* start *

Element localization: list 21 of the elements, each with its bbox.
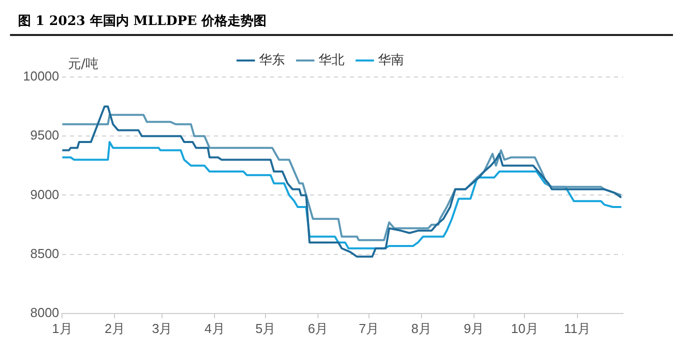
x-tick-label: 1月 [52, 320, 72, 336]
legend-label: 华北 [318, 52, 344, 68]
x-tick-label: 2月 [104, 320, 125, 336]
y-tick-label: 8500 [30, 246, 60, 261]
y-axis-title: 元/吨 [68, 56, 98, 72]
x-tick-label: 6月 [308, 320, 328, 336]
legend-label: 华东 [258, 52, 285, 68]
x-tick-label: 3月 [152, 320, 172, 336]
x-tick-label: 11月 [564, 320, 590, 336]
y-tick-label: 9500 [30, 128, 60, 143]
x-tick-label: 7月 [358, 320, 379, 336]
x-tick-label: 8月 [411, 320, 432, 336]
y-tick-label: 9000 [30, 186, 60, 202]
legend-label: 华南 [378, 52, 404, 68]
y-tick-label: 8000 [30, 304, 60, 320]
x-tick-label: 9月 [464, 320, 484, 336]
chart-title: 图 1 2023 年国内 MLLDPE 价格走势图 [10, 12, 673, 36]
x-tick-label: 4月 [204, 320, 225, 336]
y-tick-label: 10000 [22, 68, 60, 84]
x-tick-label: 5月 [255, 320, 276, 336]
x-tick-label: 10月 [510, 320, 538, 336]
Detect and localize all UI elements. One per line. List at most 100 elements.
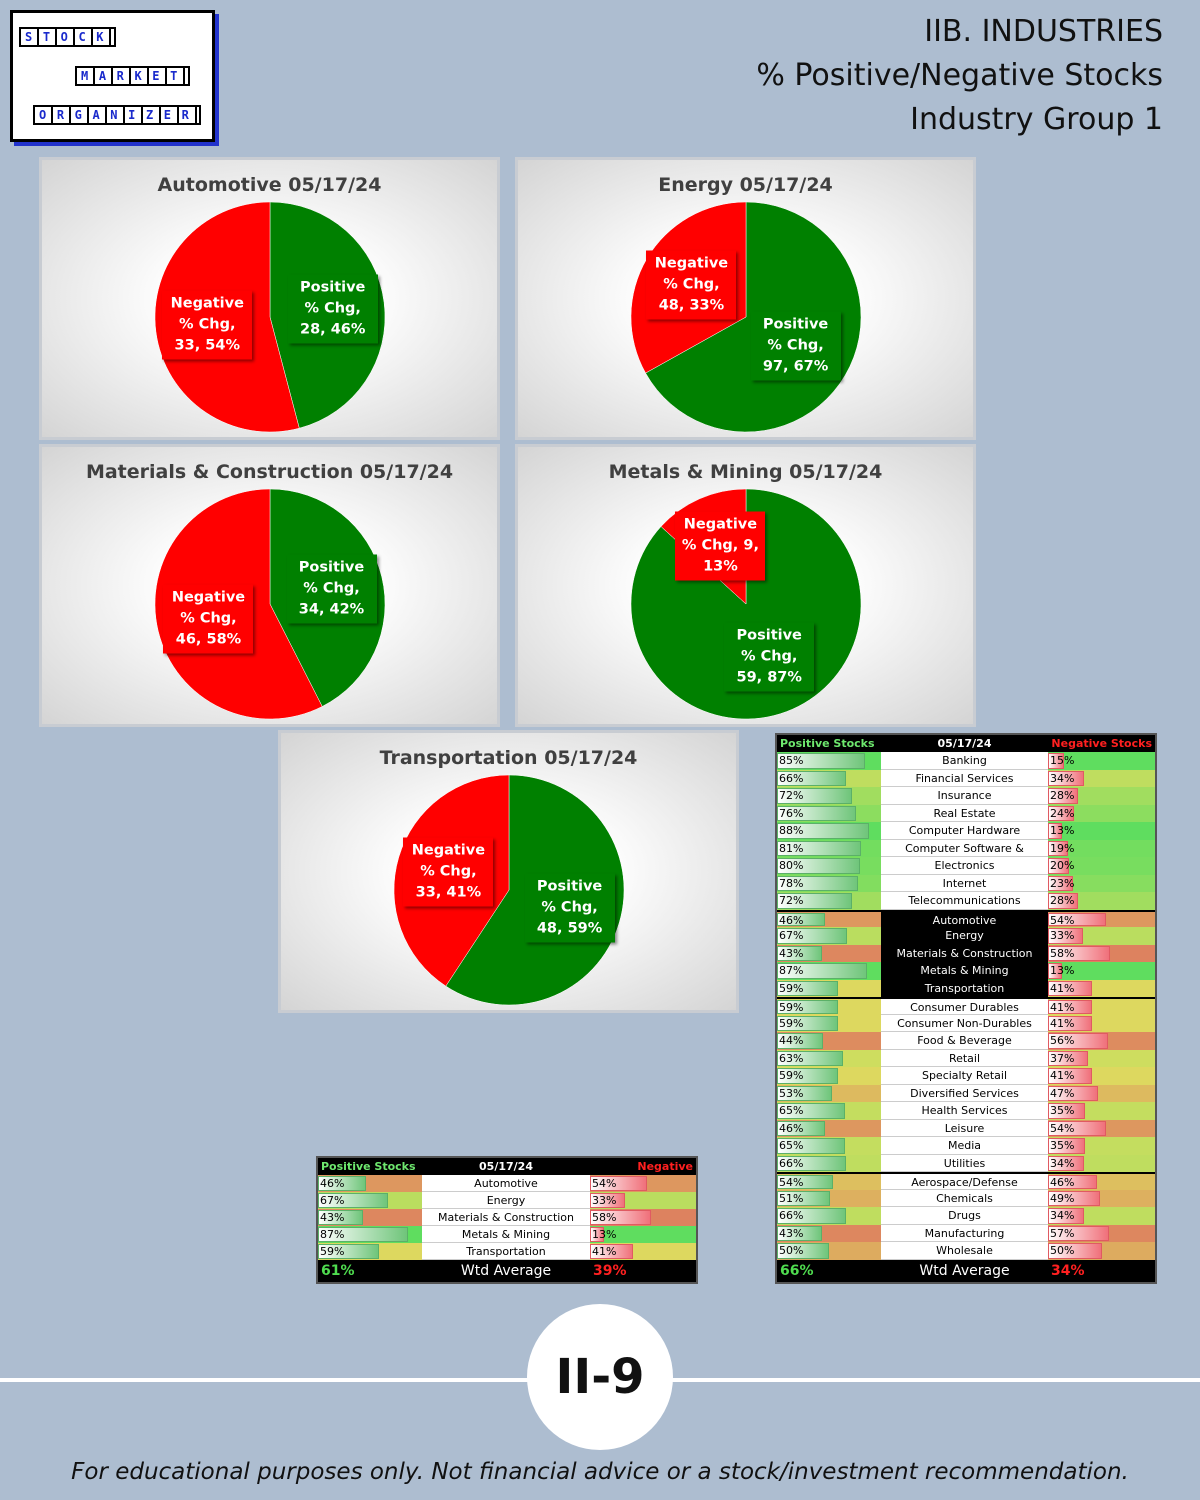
negative-bar xyxy=(1048,1015,1092,1031)
pie-chart xyxy=(630,201,862,433)
positive-label: 46% xyxy=(320,1177,345,1190)
negative-label: 15% xyxy=(1050,754,1075,767)
industry-name: Internet xyxy=(881,874,1048,892)
industry-name: Computer Hardware xyxy=(881,822,1048,840)
negative-label: 13% xyxy=(1050,824,1075,837)
footer-negative: 34% xyxy=(1051,1262,1085,1279)
table-row: 46% Leisure 54% xyxy=(777,1119,1155,1137)
chart-title: Automotive 05/17/24 xyxy=(157,174,382,196)
table-row: 43% Materials & Construction 58% xyxy=(777,944,1155,962)
chart-panel: Positive % Chg, 59, 87% Negative % Chg, 9… xyxy=(518,447,973,724)
positive-label: 66% xyxy=(779,1209,804,1222)
table-row: 59% Consumer Durables 41% xyxy=(777,997,1155,1015)
negative-label: 33% xyxy=(1050,929,1075,942)
positive-cell: 59% xyxy=(777,1014,881,1032)
negative-label: 19% xyxy=(1050,841,1075,855)
positive-label: 63% xyxy=(779,1051,804,1065)
negative-label: 37% xyxy=(1050,1051,1075,1065)
negative-cell: 41% xyxy=(1048,999,1155,1015)
positive-label: 67% xyxy=(320,1194,345,1207)
table-row: 53% Diversified Services 47% xyxy=(777,1084,1155,1102)
negative-cell: 28% xyxy=(1048,787,1155,805)
positive-label: 85% xyxy=(779,754,804,767)
negative-bar xyxy=(1048,1155,1085,1171)
positive-label: 43% xyxy=(320,1211,345,1224)
industry-name: Energy xyxy=(881,927,1048,945)
positive-label: 53% xyxy=(779,1086,804,1100)
negative-bar xyxy=(1048,912,1106,926)
negative-bar xyxy=(1048,875,1073,891)
positive-bar xyxy=(318,1193,388,1208)
negative-label: 28% xyxy=(1050,789,1075,802)
positive-bar xyxy=(777,1050,843,1066)
slice-label: Negative % Chg, 48, 33% xyxy=(646,250,737,320)
table-row: 87% Metals & Mining 13% xyxy=(777,962,1155,980)
negative-bar xyxy=(1048,928,1084,944)
negative-bar xyxy=(1048,963,1062,979)
logo-word: STOCK xyxy=(19,27,117,47)
negative-label: 47% xyxy=(1050,1086,1075,1100)
negative-label: 50% xyxy=(1050,1244,1075,1257)
header-cell: Negative Stocks % xyxy=(1051,737,1152,767)
negative-cell: 54% xyxy=(590,1175,696,1192)
positive-bar xyxy=(777,1175,834,1189)
slice-label: Positive % Chg, 48, 59% xyxy=(524,873,615,943)
table-row: 46% Automotive 54% xyxy=(318,1175,696,1192)
positive-cell: 46% xyxy=(777,911,881,927)
title-line: Industry Group 1 xyxy=(910,102,1163,137)
positive-label: 72% xyxy=(779,789,804,802)
positive-bar xyxy=(777,1000,839,1014)
negative-bar xyxy=(1048,1120,1106,1136)
table-row: 51% Chemicals 49% xyxy=(777,1189,1155,1207)
negative-label: 28% xyxy=(1050,894,1075,907)
negative-cell: 33% xyxy=(1048,927,1155,945)
negative-bar xyxy=(1048,1103,1086,1119)
chart-panel: Positive % Chg, 34, 42% Negative % Chg, 4… xyxy=(42,447,497,724)
negative-label: 41% xyxy=(592,1245,617,1258)
negative-bar xyxy=(1048,788,1078,804)
slice-label: Negative % Chg, 9, 13% xyxy=(675,511,766,581)
negative-label: 34% xyxy=(1050,1156,1075,1170)
negative-cell: 47% xyxy=(1048,1084,1155,1102)
positive-cell: 65% xyxy=(777,1137,881,1155)
industry-name: Metals & Mining xyxy=(881,962,1048,980)
positive-bar xyxy=(777,1243,829,1259)
positive-label: 59% xyxy=(779,981,804,995)
negative-label: 58% xyxy=(1050,946,1075,960)
table-row: 65% Media 35% xyxy=(777,1137,1155,1155)
data-table: Positive Stocks % 05/17/24 Negative Stocks… xyxy=(316,1156,698,1284)
negative-cell: 33% xyxy=(590,1192,696,1209)
slice-label: Positive % Chg, 28, 46% xyxy=(287,274,378,344)
industry-name: Energy xyxy=(422,1192,590,1209)
positive-bar xyxy=(777,928,847,944)
positive-cell: 66% xyxy=(777,769,881,787)
table-row: 66% Financial Services 34% xyxy=(777,769,1155,787)
negative-label: 20% xyxy=(1050,859,1075,872)
positive-label: 72% xyxy=(779,894,804,907)
pie-chart xyxy=(154,488,386,720)
negative-bar xyxy=(1048,1175,1098,1189)
negative-label: 13% xyxy=(592,1228,617,1241)
positive-bar xyxy=(777,805,857,821)
positive-bar xyxy=(777,770,846,786)
positive-bar xyxy=(777,1208,846,1224)
positive-label: 51% xyxy=(779,1191,804,1205)
negative-cell: 13% xyxy=(1048,962,1155,980)
table-row: 72% Insurance 28% xyxy=(777,787,1155,805)
positive-cell: 59% xyxy=(318,1243,422,1260)
positive-cell: 63% xyxy=(777,1049,881,1067)
industry-name: Transportation xyxy=(422,1243,590,1260)
industry-name: Banking xyxy=(881,752,1048,770)
positive-bar xyxy=(777,1225,822,1241)
positive-cell: 50% xyxy=(777,1242,881,1260)
table-row: 76% Real Estate 24% xyxy=(777,804,1155,822)
negative-bar xyxy=(590,1244,634,1259)
pie-chart xyxy=(393,774,625,1006)
industry-name: Manufacturing xyxy=(881,1224,1048,1242)
pie-chart xyxy=(154,201,386,433)
industry-name: Consumer Durables xyxy=(881,999,1048,1015)
table-row: 43% Materials & Construction 58% xyxy=(318,1209,696,1226)
logo-word: MARKET xyxy=(75,66,190,86)
negative-cell: 57% xyxy=(1048,1224,1155,1242)
positive-label: 59% xyxy=(320,1245,345,1258)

* end *

Task to complete | Reproduce the listing above with every "industry-name" changed to "sector-name" and all other text kept as is. Omit the pictures.

Exercise result |
Element localization: list 21 of the elements, each with its bbox.
x-tick-label: 1月 [52, 320, 72, 336]
legend-label: 华北 [318, 52, 344, 68]
x-tick-label: 2月 [104, 320, 125, 336]
y-tick-label: 8500 [30, 246, 60, 261]
y-axis-title: 元/吨 [68, 56, 98, 72]
x-tick-label: 6月 [308, 320, 328, 336]
legend-label: 华东 [258, 52, 285, 68]
x-tick-label: 3月 [152, 320, 172, 336]
x-tick-label: 11月 [564, 320, 590, 336]
y-tick-label: 9500 [30, 128, 60, 143]
x-tick-label: 7月 [358, 320, 379, 336]
x-tick-label: 8月 [411, 320, 432, 336]
y-tick-label: 9000 [30, 186, 60, 202]
legend-label: 华南 [378, 52, 404, 68]
y-tick-label: 8000 [30, 304, 60, 320]
x-tick-label: 9月 [464, 320, 484, 336]
chart-title: 图 1 2023 年国内 MLLDPE 价格走势图 [10, 12, 673, 36]
x-tick-label: 4月 [204, 320, 225, 336]
y-tick-label: 10000 [22, 68, 60, 84]
x-tick-label: 5月 [255, 320, 276, 336]
x-tick-label: 10月 [510, 320, 538, 336]
Detect and localize all UI elements. One per line. List at most 100 elements.
negative-bar xyxy=(1048,1015,1092,1031)
pie-chart xyxy=(630,201,862,433)
positive-label: 46% xyxy=(320,1177,345,1190)
negative-label: 15% xyxy=(1050,754,1075,767)
sector-name: Internet xyxy=(881,874,1048,892)
sector-name: Computer Hardware xyxy=(881,822,1048,840)
negative-label: 13% xyxy=(1050,824,1075,837)
footer-negative: 34% xyxy=(1051,1262,1085,1279)
table-row: 46% Leisure 54% xyxy=(777,1119,1155,1137)
chart-title: Automotive 05/17/24 xyxy=(157,174,382,196)
table-row: 43% Materials & Construction 58% xyxy=(777,944,1155,962)
chart-panel: Positive % Chg, 59, 87% Negative % Chg, 9… xyxy=(518,447,973,724)
positive-label: 66% xyxy=(779,1209,804,1222)
table-row: 59% Consumer Durables 41% xyxy=(777,997,1155,1015)
negative-label: 33% xyxy=(1050,929,1075,942)
positive-cell: 59% xyxy=(777,1014,881,1032)
negative-label: 19% xyxy=(1050,841,1075,855)
positive-label: 63% xyxy=(779,1051,804,1065)
negative-label: 37% xyxy=(1050,1051,1075,1065)
negative-cell: 41% xyxy=(1048,999,1155,1015)
positive-label: 67% xyxy=(320,1194,345,1207)
table-row: 53% Diversified Services 47% xyxy=(777,1084,1155,1102)
negative-cell: 28% xyxy=(1048,787,1155,805)
positive-label: 85% xyxy=(779,754,804,767)
negative-bar xyxy=(1048,1155,1085,1171)
positive-label: 43% xyxy=(320,1211,345,1224)
sector-name: Energy xyxy=(881,927,1048,945)
positive-label: 53% xyxy=(779,1086,804,1100)
negative-bar xyxy=(1048,912,1106,926)
negative-bar xyxy=(1048,875,1073,891)
positive-bar xyxy=(318,1193,388,1208)
negative-label: 28% xyxy=(1050,789,1075,802)
positive-bar xyxy=(777,1050,843,1066)
slice-label: Negative % Chg, 48, 33% xyxy=(646,250,737,320)
table-row: 87% Metals & Mining 13% xyxy=(777,962,1155,980)
negative-bar xyxy=(1048,928,1084,944)
negative-bar xyxy=(1048,963,1062,979)
logo-word: STOCK xyxy=(19,27,117,47)
negative-label: 47% xyxy=(1050,1086,1075,1100)
negative-label: 50% xyxy=(1050,1244,1075,1257)
header-cell: Negative Stocks % xyxy=(1051,737,1152,767)
negative-cell: 54% xyxy=(590,1175,696,1192)
positive-bar xyxy=(777,1175,834,1189)
slice-label: Positive % Chg, 48, 59% xyxy=(524,873,615,943)
table-row: 46% Automotive 54% xyxy=(318,1175,696,1192)
positive-cell: 46% xyxy=(777,911,881,927)
title-line: Industry Group 1 xyxy=(910,102,1163,137)
positive-label: 72% xyxy=(779,789,804,802)
positive-bar xyxy=(777,1000,839,1014)
negative-bar xyxy=(1048,1120,1106,1136)
table-row: 51% Chemicals 49% xyxy=(777,1189,1155,1207)
negative-label: 28% xyxy=(1050,894,1075,907)
negative-cell: 33% xyxy=(1048,927,1155,945)
negative-bar xyxy=(1048,1103,1086,1119)
chart-panel: Positive % Chg, 34, 42% Negative % Chg, 4… xyxy=(42,447,497,724)
negative-label: 41% xyxy=(592,1245,617,1258)
negative-bar xyxy=(1048,788,1078,804)
slice-label: Negative % Chg, 9, 13% xyxy=(675,511,766,581)
negative-label: 34% xyxy=(1050,1156,1075,1170)
negative-cell: 47% xyxy=(1048,1084,1155,1102)
positive-cell: 65% xyxy=(777,1137,881,1155)
sector-name: Metals & Mining xyxy=(881,962,1048,980)
positive-bar xyxy=(777,1243,829,1259)
positive-label: 59% xyxy=(779,981,804,995)
negative-label: 58% xyxy=(1050,946,1075,960)
table-row: 65% Media 35% xyxy=(777,1137,1155,1155)
data-table: Positive Stocks % 05/17/24 Negative Stocks… xyxy=(316,1156,698,1284)
negative-cell: 33% xyxy=(590,1192,696,1209)
slice-label: Positive % Chg, 28, 46% xyxy=(287,274,378,344)
sector-name: Energy xyxy=(422,1192,590,1209)
positive-bar xyxy=(777,928,847,944)
positive-cell: 66% xyxy=(777,769,881,787)
table-row: 66% Financial Services 34% xyxy=(777,769,1155,787)
negative-label: 20% xyxy=(1050,859,1075,872)
positive-label: 72% xyxy=(779,894,804,907)
pie-chart xyxy=(154,488,386,720)
negative-bar xyxy=(1048,1175,1098,1189)
negative-label: 13% xyxy=(592,1228,617,1241)
positive-bar xyxy=(777,805,857,821)
positive-bar xyxy=(777,770,846,786)
positive-bar xyxy=(777,1208,846,1224)
positive-label: 51% xyxy=(779,1191,804,1205)
negative-cell: 13% xyxy=(1048,962,1155,980)
table-row: 72% Insurance 28% xyxy=(777,787,1155,805)
positive-cell: 59% xyxy=(318,1243,422,1260)
positive-cell: 63% xyxy=(777,1049,881,1067)
sector-name: Transportation xyxy=(422,1243,590,1260)
sector-name: Banking xyxy=(881,752,1048,770)
positive-bar xyxy=(777,1225,822,1241)
positive-cell: 50% xyxy=(777,1242,881,1260)
table-row: 76% Real Estate 24% xyxy=(777,804,1155,822)
negative-bar xyxy=(590,1244,634,1259)
pie-chart xyxy=(393,774,625,1006)
sector-name: Manufacturing xyxy=(881,1224,1048,1242)
pie-chart xyxy=(154,201,386,433)
sector-name: Consumer Durables xyxy=(881,999,1048,1015)
table-row: 43% Materials & Construction 58% xyxy=(318,1209,696,1226)
logo-word: MARKET xyxy=(75,66,190,86)
negative-cell: 57% xyxy=(1048,1224,1155,1242)
positive-label: 59% xyxy=(320,1245,345,1258)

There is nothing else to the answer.